══ The records
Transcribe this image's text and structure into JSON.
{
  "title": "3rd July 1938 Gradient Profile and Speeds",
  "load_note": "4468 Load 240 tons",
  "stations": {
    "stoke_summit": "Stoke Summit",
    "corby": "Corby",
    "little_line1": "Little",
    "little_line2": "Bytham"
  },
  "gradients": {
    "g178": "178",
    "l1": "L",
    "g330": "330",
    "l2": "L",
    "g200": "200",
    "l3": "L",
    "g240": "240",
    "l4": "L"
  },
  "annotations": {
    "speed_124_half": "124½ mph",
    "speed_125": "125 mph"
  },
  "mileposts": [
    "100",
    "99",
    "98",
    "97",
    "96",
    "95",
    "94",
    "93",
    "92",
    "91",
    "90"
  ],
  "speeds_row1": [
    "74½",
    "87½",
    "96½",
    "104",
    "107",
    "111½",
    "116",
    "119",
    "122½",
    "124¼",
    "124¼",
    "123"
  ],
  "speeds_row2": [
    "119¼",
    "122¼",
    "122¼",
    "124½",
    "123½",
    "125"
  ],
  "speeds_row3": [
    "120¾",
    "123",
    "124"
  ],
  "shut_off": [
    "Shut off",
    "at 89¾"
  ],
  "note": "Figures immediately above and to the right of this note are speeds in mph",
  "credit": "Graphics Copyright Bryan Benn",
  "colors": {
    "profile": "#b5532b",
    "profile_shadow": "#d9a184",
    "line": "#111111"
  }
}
════
Set exercise | Copy the material above, line for line.

Answer to the problem |
Transcribe this image's text and structure into JSON.
{
  "title": "3rd July 1938 Gradient Profile and Speeds",
  "load_note": "4468 Load 240 tons",
  "stations": {
    "stoke_summit": "Stoke Summit",
    "corby": "Corby",
    "little_line1": "Little",
    "little_line2": "Bytham"
  },
  "gradients": {
    "g178": "178",
    "l1": "L",
    "g330": "330",
    "l2": "L",
    "g200": "200",
    "l3": "L",
    "g240": "240",
    "l4": "L"
  },
  "annotations": {
    "speed_124_half": "124½ mph",
    "speed_125": "125 mph"
  },
  "mileposts": [
    "100",
    "99",
    "98",
    "97",
    "96",
    "95",
    "94",
    "93",
    "92",
    "91",
    "90"
  ],
  "speeds_row1": [
    "74½",
    "87½",
    "96½",
    "104",
    "107",
    "111½",
    "116",
    "119",
    "122½",
    "124¼",
    "124¼",
    "123"
  ],
  "speeds_row2": [
    "119¼",
    "122¼",
    "122¼",
    "124½",
    "123½",
    "125"
  ],
  "speeds_row3": [
    "120¾",
    "123",
    "124"
  ],
  "shut_off": [
    "Shut off",
    "at 89¾"
  ],
  "note": "Figures immediately above and to the right of this note are speeds in mph",
  "credit": "Graphics Copyright Bryan Benn",
  "colors": {
    "profile": "#b5532b",
    "profile_shadow": "#d9a184",
    "line": "#111111"
  }
}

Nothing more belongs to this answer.